| The task |
Restate, word for word, every line of the data.

Data records
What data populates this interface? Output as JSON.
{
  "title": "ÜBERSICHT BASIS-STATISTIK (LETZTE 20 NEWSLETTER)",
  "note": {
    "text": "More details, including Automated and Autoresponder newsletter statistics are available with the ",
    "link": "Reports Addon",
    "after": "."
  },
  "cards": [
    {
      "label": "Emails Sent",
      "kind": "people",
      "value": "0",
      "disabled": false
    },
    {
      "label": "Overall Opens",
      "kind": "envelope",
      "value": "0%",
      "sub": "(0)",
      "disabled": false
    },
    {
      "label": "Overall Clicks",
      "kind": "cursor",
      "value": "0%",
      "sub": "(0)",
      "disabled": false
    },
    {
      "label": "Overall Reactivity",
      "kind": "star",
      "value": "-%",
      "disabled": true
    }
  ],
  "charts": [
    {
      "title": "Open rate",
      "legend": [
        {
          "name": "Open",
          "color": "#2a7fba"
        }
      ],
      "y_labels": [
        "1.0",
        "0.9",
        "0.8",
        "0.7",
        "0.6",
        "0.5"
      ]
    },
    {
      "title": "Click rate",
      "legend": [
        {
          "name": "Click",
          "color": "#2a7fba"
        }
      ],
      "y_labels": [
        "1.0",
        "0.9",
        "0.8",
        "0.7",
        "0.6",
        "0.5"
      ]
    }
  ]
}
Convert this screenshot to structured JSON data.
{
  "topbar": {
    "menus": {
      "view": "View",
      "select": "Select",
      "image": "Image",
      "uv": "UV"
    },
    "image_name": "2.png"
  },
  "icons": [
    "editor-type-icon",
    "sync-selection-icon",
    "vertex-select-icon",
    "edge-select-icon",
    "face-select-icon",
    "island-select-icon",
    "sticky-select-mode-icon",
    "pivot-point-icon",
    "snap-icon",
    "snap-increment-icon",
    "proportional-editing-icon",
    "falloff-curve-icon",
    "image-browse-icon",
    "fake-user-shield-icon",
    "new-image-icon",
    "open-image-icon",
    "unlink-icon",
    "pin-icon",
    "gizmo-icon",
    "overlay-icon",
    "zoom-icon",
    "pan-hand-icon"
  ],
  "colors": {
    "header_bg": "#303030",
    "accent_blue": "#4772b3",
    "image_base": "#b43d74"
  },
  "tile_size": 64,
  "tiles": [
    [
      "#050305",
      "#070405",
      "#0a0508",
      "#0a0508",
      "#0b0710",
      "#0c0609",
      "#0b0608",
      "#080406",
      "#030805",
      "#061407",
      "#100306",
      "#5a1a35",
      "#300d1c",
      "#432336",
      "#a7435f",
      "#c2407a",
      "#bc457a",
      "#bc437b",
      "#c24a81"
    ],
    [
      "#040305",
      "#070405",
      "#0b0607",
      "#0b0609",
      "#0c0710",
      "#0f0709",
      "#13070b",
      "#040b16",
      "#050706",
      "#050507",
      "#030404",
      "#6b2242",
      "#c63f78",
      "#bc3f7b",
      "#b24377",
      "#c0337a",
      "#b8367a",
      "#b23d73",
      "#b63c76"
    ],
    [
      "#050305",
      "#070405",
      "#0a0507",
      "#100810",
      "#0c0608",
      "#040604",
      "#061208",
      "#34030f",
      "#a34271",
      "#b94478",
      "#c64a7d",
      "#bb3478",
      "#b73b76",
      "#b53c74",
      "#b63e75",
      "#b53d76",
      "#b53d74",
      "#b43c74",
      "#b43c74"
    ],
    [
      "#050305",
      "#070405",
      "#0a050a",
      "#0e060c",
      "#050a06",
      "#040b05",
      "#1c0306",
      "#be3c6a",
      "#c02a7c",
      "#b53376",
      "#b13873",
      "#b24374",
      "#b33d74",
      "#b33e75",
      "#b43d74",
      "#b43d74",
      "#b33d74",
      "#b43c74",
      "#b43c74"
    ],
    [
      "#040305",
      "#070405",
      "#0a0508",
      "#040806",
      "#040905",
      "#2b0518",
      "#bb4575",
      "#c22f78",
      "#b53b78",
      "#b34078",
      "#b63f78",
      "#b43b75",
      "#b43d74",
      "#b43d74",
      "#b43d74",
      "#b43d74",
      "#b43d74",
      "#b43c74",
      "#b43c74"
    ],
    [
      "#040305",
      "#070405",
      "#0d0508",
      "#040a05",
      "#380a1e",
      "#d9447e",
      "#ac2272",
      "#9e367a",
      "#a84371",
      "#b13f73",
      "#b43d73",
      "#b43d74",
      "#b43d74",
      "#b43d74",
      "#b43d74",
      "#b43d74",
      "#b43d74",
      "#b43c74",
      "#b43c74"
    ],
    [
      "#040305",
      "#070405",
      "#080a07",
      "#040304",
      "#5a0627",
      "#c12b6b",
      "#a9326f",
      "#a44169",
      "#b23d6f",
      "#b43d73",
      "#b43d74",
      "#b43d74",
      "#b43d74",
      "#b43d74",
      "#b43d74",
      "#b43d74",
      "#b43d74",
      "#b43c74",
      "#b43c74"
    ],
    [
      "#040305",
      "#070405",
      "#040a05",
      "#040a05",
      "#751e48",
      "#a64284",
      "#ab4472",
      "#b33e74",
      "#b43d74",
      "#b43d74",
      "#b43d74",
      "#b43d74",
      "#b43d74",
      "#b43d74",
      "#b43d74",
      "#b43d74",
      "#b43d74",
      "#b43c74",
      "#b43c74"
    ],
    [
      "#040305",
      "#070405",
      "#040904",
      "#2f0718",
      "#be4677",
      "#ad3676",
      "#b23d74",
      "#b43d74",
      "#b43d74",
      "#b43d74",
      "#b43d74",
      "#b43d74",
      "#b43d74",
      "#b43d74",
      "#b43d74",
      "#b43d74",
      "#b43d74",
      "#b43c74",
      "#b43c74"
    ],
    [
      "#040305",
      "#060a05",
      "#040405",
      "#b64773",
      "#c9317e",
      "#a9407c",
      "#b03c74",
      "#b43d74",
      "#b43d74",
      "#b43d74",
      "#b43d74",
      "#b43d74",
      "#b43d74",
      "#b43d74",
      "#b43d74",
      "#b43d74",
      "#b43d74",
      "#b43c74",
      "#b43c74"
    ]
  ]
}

| Exercise solution |
What data populates this interface? Output as JSON.
{
  "title": "ÜBERSICHT BASIS-STATISTIK (LETZTE 20 NEWSLETTER)",
  "note": {
    "text": "More details, including Automated and Autoresponder newsletter statistics are available with the ",
    "link": "Reports Addon",
    "after": "."
  },
  "cards": [
    {
      "label": "Emails Sent",
      "kind": "people",
      "value": "0",
      "disabled": false
    },
    {
      "label": "Overall Opens",
      "kind": "envelope",
      "value": "0%",
      "sub": "(0)",
      "disabled": false
    },
    {
      "label": "Overall Clicks",
      "kind": "cursor",
      "value": "0%",
      "sub": "(0)",
      "disabled": false
    },
    {
      "label": "Overall Reactivity",
      "kind": "star",
      "value": "-%",
      "disabled": true
    }
  ],
  "charts": [
    {
      "title": "Open rate",
      "legend": [
        {
          "name": "Open",
          "color": "#2a7fba"
        }
      ],
      "y_labels": [
        "1.0",
        "0.9",
        "0.8",
        "0.7",
        "0.6",
        "0.5"
      ]
    },
    {
      "title": "Click rate",
      "legend": [
        {
          "name": "Click",
          "color": "#2a7fba"
        }
      ],
      "y_labels": [
        "1.0",
        "0.9",
        "0.8",
        "0.7",
        "0.6",
        "0.5"
      ]
    }
  ]
}
Convert this screenshot to structured JSON data.
{
  "topbar": {
    "menus": {
      "view": "View",
      "select": "Select",
      "image": "Image",
      "uv": "UV"
    },
    "image_name": "2.png"
  },
  "icons": [
    "editor-type-icon",
    "sync-selection-icon",
    "vertex-select-icon",
    "edge-select-icon",
    "face-select-icon",
    "island-select-icon",
    "sticky-select-mode-icon",
    "pivot-point-icon",
    "snap-icon",
    "snap-increment-icon",
    "proportional-editing-icon",
    "falloff-curve-icon",
    "image-browse-icon",
    "fake-user-shield-icon",
    "new-image-icon",
    "open-image-icon",
    "unlink-icon",
    "pin-icon",
    "gizmo-icon",
    "overlay-icon",
    "zoom-icon",
    "pan-hand-icon"
  ],
  "colors": {
    "header_bg": "#303030",
    "accent_blue": "#4772b3",
    "image_base": "#b43d74"
  },
  "tile_size": 64,
  "tiles": [
    [
      "#050305",
      "#070405",
      "#0a0508",
      "#0a0508",
      "#0b0710",
      "#0c0609",
      "#0b0608",
      "#080406",
      "#030805",
      "#061407",
      "#100306",
      "#5a1a35",
      "#300d1c",
      "#432336",
      "#a7435f",
      "#c2407a",
      "#bc457a",
      "#bc437b",
      "#c24a81"
    ],
    [
      "#040305",
      "#070405",
      "#0b0607",
      "#0b0609",
      "#0c0710",
      "#0f0709",
      "#13070b",
      "#040b16",
      "#050706",
      "#050507",
      "#030404",
      "#6b2242",
      "#c63f78",
      "#bc3f7b",
      "#b24377",
      "#c0337a",
      "#b8367a",
      "#b23d73",
      "#b63c76"
    ],
    [
      "#050305",
      "#070405",
      "#0a0507",
      "#100810",
      "#0c0608",
      "#040604",
      "#061208",
      "#34030f",
      "#a34271",
      "#b94478",
      "#c64a7d",
      "#bb3478",
      "#b73b76",
      "#b53c74",
      "#b63e75",
      "#b53d76",
      "#b53d74",
      "#b43c74",
      "#b43c74"
    ],
    [
      "#050305",
      "#070405",
      "#0a050a",
      "#0e060c",
      "#050a06",
      "#040b05",
      "#1c0306",
      "#be3c6a",
      "#c02a7c",
      "#b53376",
      "#b13873",
      "#b24374",
      "#b33d74",
      "#b33e75",
      "#b43d74",
      "#b43d74",
      "#b33d74",
      "#b43c74",
      "#b43c74"
    ],
    [
      "#040305",
      "#070405",
      "#0a0508",
      "#040806",
      "#040905",
      "#2b0518",
      "#bb4575",
      "#c22f78",
      "#b53b78",
      "#b34078",
      "#b63f78",
      "#b43b75",
      "#b43d74",
      "#b43d74",
      "#b43d74",
      "#b43d74",
      "#b43d74",
      "#b43c74",
      "#b43c74"
    ],
    [
      "#040305",
      "#070405",
      "#0d0508",
      "#040a05",
      "#380a1e",
      "#d9447e",
      "#ac2272",
      "#9e367a",
      "#a84371",
      "#b13f73",
      "#b43d73",
      "#b43d74",
      "#b43d74",
      "#b43d74",
      "#b43d74",
      "#b43d74",
      "#b43d74",
      "#b43c74",
      "#b43c74"
    ],
    [
      "#040305",
      "#070405",
      "#080a07",
      "#040304",
      "#5a0627",
      "#c12b6b",
      "#a9326f",
      "#a44169",
      "#b23d6f",
      "#b43d73",
      "#b43d74",
      "#b43d74",
      "#b43d74",
      "#b43d74",
      "#b43d74",
      "#b43d74",
      "#b43d74",
      "#b43c74",
      "#b43c74"
    ],
    [
      "#040305",
      "#070405",
      "#040a05",
      "#040a05",
      "#751e48",
      "#a64284",
      "#ab4472",
      "#b33e74",
      "#b43d74",
      "#b43d74",
      "#b43d74",
      "#b43d74",
      "#b43d74",
      "#b43d74",
      "#b43d74",
      "#b43d74",
      "#b43d74",
      "#b43c74",
      "#b43c74"
    ],
    [
      "#040305",
      "#070405",
      "#040904",
      "#2f0718",
      "#be4677",
      "#ad3676",
      "#b23d74",
      "#b43d74",
      "#b43d74",
      "#b43d74",
      "#b43d74",
      "#b43d74",
      "#b43d74",
      "#b43d74",
      "#b43d74",
      "#b43d74",
      "#b43d74",
      "#b43c74",
      "#b43c74"
    ],
    [
      "#040305",
      "#060a05",
      "#040405",
      "#b64773",
      "#c9317e",
      "#a9407c",
      "#b03c74",
      "#b43d74",
      "#b43d74",
      "#b43d74",
      "#b43d74",
      "#b43d74",
      "#b43d74",
      "#b43d74",
      "#b43d74",
      "#b43d74",
      "#b43d74",
      "#b43c74",
      "#b43c74"
    ]
  ]
}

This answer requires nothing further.